Dataset entries:
##############################

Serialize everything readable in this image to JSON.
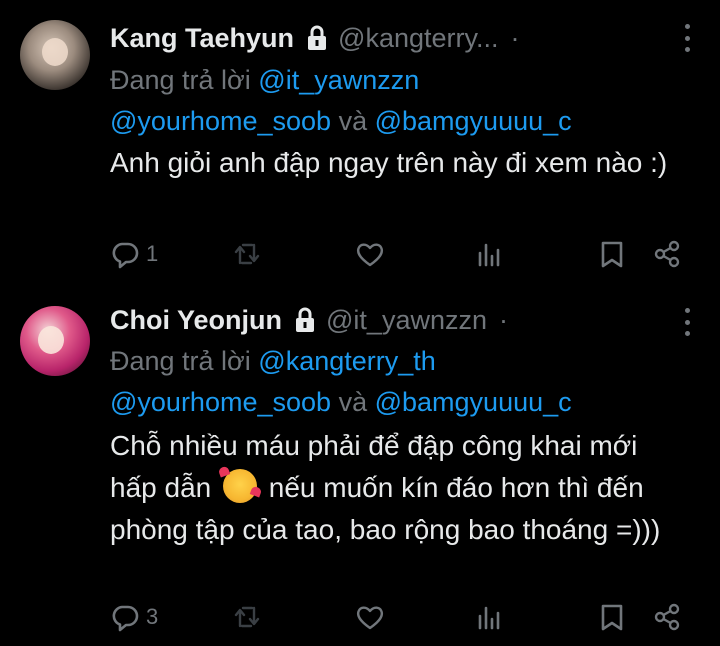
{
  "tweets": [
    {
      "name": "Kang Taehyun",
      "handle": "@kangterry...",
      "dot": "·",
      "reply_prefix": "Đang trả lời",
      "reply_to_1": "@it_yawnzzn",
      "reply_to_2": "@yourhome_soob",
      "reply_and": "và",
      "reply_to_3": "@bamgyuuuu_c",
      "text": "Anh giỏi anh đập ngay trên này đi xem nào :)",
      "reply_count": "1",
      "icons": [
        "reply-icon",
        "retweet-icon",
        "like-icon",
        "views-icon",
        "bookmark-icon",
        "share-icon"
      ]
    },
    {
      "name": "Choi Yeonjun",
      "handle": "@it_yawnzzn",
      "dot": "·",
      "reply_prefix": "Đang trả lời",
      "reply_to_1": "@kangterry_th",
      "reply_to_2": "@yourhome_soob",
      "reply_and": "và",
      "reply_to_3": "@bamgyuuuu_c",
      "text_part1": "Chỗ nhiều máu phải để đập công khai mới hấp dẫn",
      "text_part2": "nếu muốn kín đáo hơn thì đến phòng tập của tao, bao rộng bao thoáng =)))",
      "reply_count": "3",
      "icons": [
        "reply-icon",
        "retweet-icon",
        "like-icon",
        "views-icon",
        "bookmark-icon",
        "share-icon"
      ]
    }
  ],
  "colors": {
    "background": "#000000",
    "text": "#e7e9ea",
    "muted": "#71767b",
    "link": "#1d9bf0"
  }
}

##############################

Goal: Nothing but the pictures may be dropped; output the records above exactly.

Correct answer:
Serialize everything readable in this image to JSON.
{
  "tweets": [
    {
      "name": "Kang Taehyun",
      "handle": "@kangterry...",
      "dot": "·",
      "reply_prefix": "Đang trả lời",
      "reply_to_1": "@it_yawnzzn",
      "reply_to_2": "@yourhome_soob",
      "reply_and": "và",
      "reply_to_3": "@bamgyuuuu_c",
      "text": "Anh giỏi anh đập ngay trên này đi xem nào :)",
      "reply_count": "1",
      "icons": [
        "reply-icon",
        "retweet-icon",
        "like-icon",
        "views-icon",
        "bookmark-icon",
        "share-icon"
      ]
    },
    {
      "name": "Choi Yeonjun",
      "handle": "@it_yawnzzn",
      "dot": "·",
      "reply_prefix": "Đang trả lời",
      "reply_to_1": "@kangterry_th",
      "reply_to_2": "@yourhome_soob",
      "reply_and": "và",
      "reply_to_3": "@bamgyuuuu_c",
      "text_part1": "Chỗ nhiều máu phải để đập công khai mới hấp dẫn",
      "text_part2": "nếu muốn kín đáo hơn thì đến phòng tập của tao, bao rộng bao thoáng =)))",
      "reply_count": "3",
      "icons": [
        "reply-icon",
        "retweet-icon",
        "like-icon",
        "views-icon",
        "bookmark-icon",
        "share-icon"
      ]
    }
  ],
  "colors": {
    "background": "#000000",
    "text": "#e7e9ea",
    "muted": "#71767b",
    "link": "#1d9bf0"
  }
}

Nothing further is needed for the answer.